» **What is needed**: Show all lines that include the string "translate"; copy each one.

+ + +

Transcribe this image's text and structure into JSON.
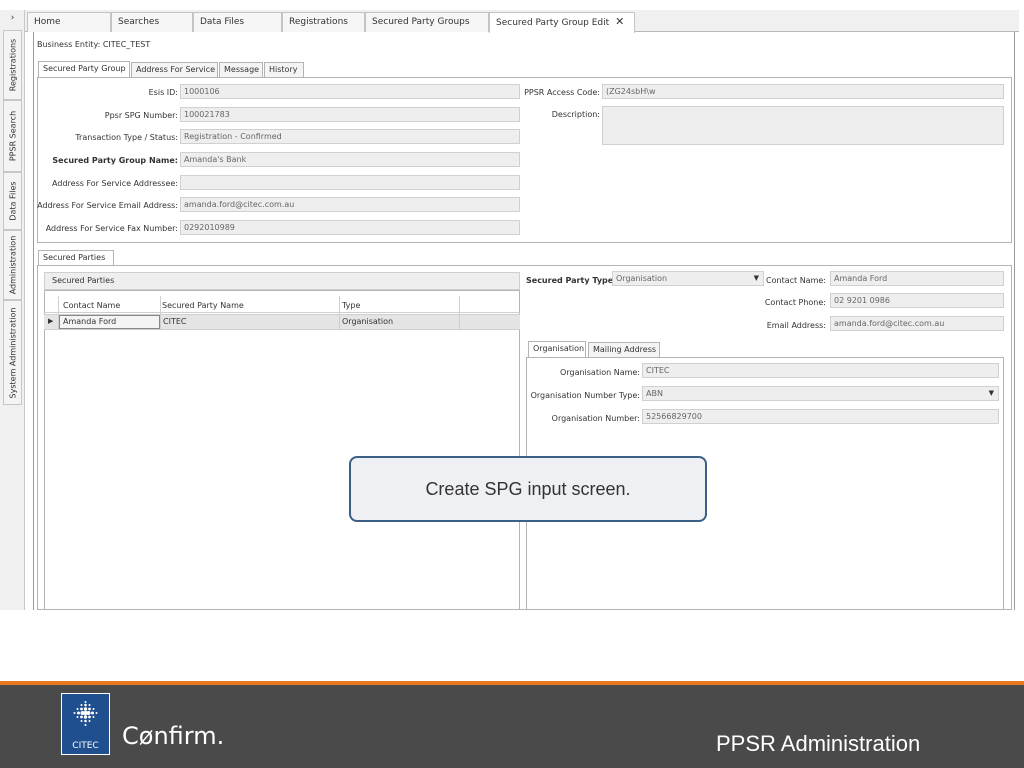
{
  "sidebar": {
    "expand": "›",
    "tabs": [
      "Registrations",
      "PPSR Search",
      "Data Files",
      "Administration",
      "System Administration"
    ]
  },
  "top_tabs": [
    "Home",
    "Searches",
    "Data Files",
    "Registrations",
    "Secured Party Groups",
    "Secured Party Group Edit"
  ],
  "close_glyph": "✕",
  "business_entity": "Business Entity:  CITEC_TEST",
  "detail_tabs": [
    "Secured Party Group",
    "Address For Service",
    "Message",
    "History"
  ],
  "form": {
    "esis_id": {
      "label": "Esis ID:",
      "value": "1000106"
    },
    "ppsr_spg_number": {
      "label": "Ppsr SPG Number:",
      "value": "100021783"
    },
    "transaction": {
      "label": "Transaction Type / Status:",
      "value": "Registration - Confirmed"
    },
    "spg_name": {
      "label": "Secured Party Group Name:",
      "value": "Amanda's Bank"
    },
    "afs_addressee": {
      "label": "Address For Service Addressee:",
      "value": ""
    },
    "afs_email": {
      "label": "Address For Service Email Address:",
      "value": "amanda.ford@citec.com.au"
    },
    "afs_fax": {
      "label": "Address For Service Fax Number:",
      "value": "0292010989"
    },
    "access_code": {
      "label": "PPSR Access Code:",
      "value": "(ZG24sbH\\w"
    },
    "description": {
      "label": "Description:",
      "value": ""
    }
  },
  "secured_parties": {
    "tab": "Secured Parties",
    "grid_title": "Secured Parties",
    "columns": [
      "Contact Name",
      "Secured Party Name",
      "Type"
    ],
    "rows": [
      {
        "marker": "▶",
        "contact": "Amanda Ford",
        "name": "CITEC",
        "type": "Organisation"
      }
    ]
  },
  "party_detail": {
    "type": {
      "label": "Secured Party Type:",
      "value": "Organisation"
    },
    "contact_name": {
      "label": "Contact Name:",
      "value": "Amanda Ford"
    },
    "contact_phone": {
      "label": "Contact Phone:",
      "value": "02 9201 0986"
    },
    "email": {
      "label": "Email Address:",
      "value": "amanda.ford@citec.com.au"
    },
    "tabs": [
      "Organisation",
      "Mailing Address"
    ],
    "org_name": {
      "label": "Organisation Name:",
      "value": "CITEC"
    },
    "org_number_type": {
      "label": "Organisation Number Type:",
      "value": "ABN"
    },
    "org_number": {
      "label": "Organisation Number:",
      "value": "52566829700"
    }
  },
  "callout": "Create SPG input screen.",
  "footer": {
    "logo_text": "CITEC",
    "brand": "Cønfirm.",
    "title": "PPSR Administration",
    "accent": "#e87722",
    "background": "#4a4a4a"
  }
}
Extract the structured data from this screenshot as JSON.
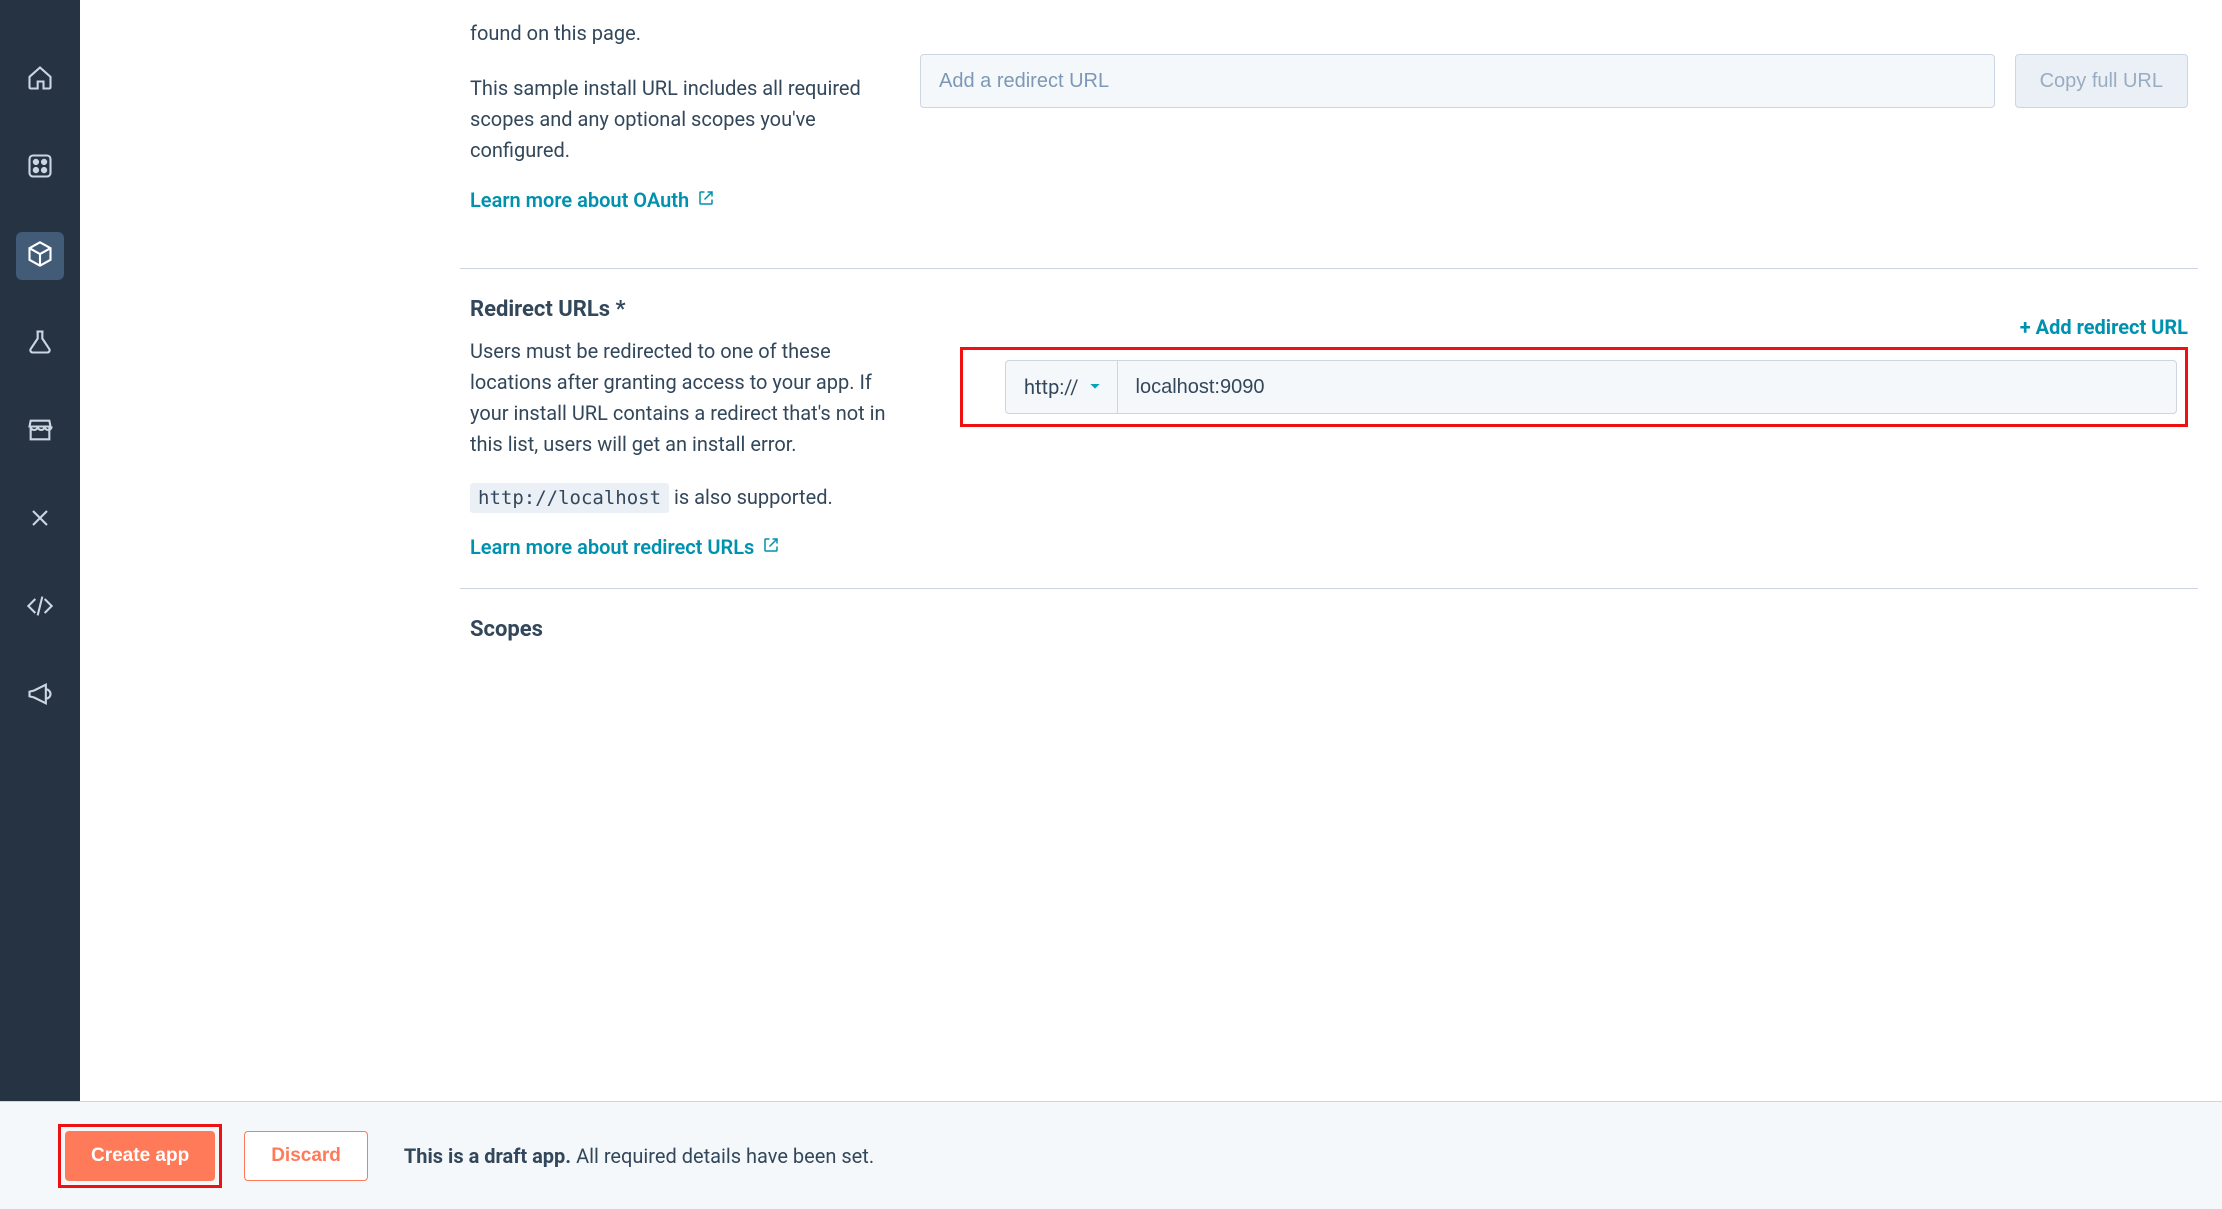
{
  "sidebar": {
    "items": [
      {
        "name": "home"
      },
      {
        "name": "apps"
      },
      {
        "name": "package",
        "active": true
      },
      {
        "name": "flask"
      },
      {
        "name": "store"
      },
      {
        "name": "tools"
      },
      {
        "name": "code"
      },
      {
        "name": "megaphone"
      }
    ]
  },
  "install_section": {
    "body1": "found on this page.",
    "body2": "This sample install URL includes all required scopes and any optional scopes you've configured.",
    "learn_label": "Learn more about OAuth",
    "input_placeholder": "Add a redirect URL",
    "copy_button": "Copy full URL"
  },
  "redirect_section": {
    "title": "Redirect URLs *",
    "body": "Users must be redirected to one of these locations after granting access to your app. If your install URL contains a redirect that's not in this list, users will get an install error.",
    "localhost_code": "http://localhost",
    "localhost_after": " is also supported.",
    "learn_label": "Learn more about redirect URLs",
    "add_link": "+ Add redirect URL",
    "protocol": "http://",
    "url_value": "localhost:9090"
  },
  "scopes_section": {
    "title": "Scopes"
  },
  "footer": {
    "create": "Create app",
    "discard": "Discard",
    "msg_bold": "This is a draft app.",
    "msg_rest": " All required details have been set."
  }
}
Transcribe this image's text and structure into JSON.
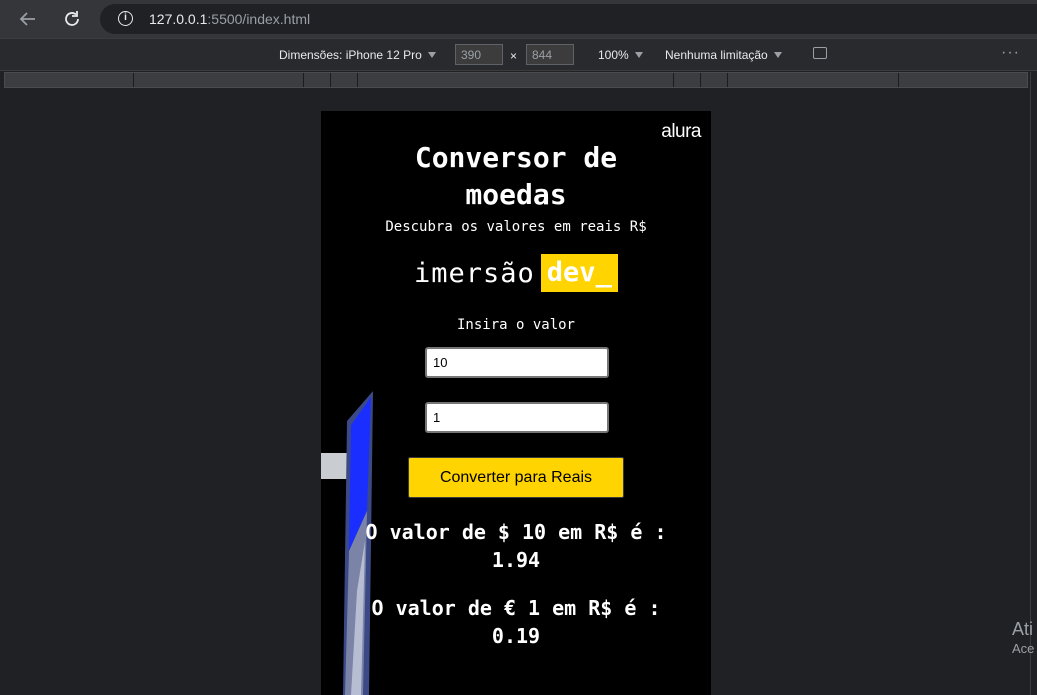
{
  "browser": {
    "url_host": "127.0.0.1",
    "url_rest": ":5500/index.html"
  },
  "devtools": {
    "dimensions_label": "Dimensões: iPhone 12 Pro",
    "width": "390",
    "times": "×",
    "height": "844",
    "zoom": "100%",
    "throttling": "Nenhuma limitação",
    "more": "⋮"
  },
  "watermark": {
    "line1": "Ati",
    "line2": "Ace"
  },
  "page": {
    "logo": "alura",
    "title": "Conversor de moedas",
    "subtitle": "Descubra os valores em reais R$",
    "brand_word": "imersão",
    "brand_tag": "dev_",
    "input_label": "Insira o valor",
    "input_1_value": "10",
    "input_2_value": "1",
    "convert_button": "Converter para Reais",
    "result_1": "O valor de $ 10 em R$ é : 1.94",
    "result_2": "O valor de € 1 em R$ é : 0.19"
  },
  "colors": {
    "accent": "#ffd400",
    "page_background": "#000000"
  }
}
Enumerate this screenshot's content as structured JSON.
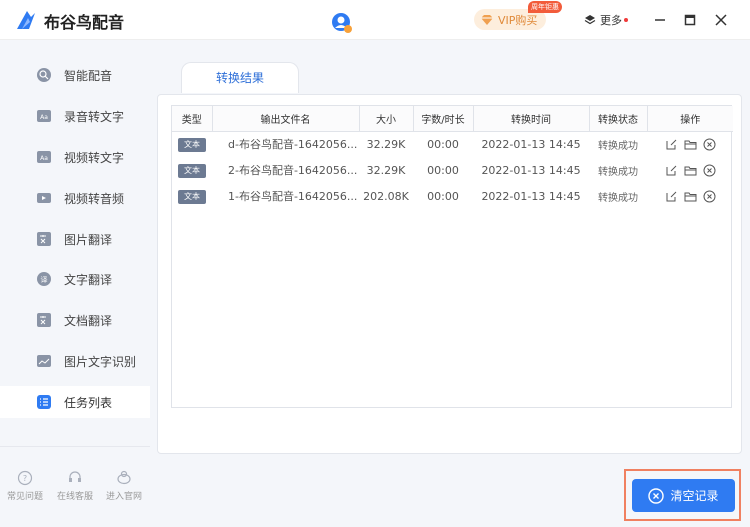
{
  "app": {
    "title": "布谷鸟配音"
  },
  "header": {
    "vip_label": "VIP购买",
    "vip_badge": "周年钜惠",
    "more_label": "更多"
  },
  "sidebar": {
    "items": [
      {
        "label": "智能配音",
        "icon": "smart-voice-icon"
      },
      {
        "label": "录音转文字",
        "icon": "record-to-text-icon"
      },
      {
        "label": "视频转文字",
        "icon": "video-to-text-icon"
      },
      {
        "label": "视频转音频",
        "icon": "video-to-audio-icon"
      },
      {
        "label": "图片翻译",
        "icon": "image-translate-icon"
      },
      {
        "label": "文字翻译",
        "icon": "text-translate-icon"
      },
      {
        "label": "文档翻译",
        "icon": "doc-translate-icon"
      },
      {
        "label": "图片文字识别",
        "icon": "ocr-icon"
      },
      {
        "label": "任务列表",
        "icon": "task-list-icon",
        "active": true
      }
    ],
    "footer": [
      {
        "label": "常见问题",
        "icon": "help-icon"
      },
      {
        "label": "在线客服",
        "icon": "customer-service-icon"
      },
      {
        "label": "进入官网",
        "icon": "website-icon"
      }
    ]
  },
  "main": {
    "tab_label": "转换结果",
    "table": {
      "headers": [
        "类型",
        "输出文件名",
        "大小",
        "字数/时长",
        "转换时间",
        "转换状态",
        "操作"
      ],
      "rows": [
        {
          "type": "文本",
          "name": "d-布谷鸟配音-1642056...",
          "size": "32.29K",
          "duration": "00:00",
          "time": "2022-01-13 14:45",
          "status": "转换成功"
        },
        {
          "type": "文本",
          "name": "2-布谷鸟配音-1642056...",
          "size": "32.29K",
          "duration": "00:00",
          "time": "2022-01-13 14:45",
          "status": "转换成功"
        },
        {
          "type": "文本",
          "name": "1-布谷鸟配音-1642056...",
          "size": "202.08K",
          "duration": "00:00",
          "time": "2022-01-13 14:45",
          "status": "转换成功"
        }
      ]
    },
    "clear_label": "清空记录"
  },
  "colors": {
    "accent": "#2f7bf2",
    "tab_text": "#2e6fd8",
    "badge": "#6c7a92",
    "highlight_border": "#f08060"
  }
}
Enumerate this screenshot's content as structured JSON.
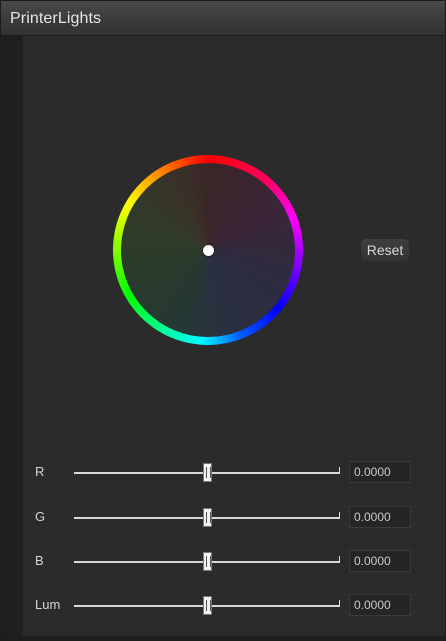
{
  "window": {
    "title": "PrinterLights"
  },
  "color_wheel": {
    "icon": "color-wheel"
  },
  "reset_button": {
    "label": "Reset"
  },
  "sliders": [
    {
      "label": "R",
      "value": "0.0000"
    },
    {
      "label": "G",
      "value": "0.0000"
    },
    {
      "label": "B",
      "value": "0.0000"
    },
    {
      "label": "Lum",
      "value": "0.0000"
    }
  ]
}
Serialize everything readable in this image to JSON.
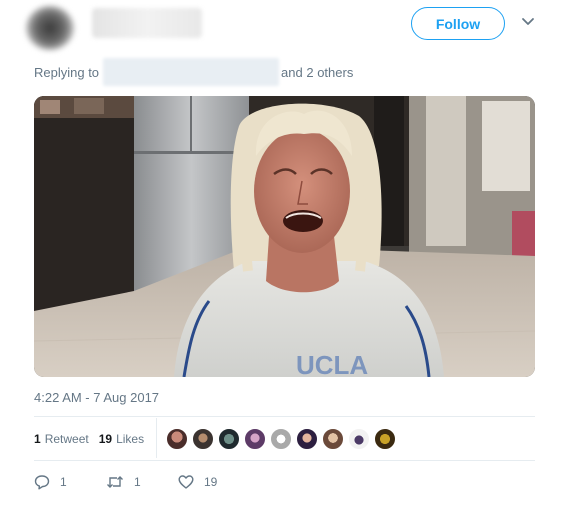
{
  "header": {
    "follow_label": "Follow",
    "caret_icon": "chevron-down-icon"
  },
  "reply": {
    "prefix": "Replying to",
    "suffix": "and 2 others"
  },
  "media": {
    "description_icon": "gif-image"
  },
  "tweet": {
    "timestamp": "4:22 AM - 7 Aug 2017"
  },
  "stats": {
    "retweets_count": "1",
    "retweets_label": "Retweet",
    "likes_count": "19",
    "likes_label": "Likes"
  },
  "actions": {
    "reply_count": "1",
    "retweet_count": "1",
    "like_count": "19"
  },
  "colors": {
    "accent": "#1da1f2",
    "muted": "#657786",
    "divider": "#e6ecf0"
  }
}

+ + +

» **Exercise solution**:
        "icon": "image-translate-icon"
        "icon": "text-translate-icon"
        "icon": "doc-translate-icon"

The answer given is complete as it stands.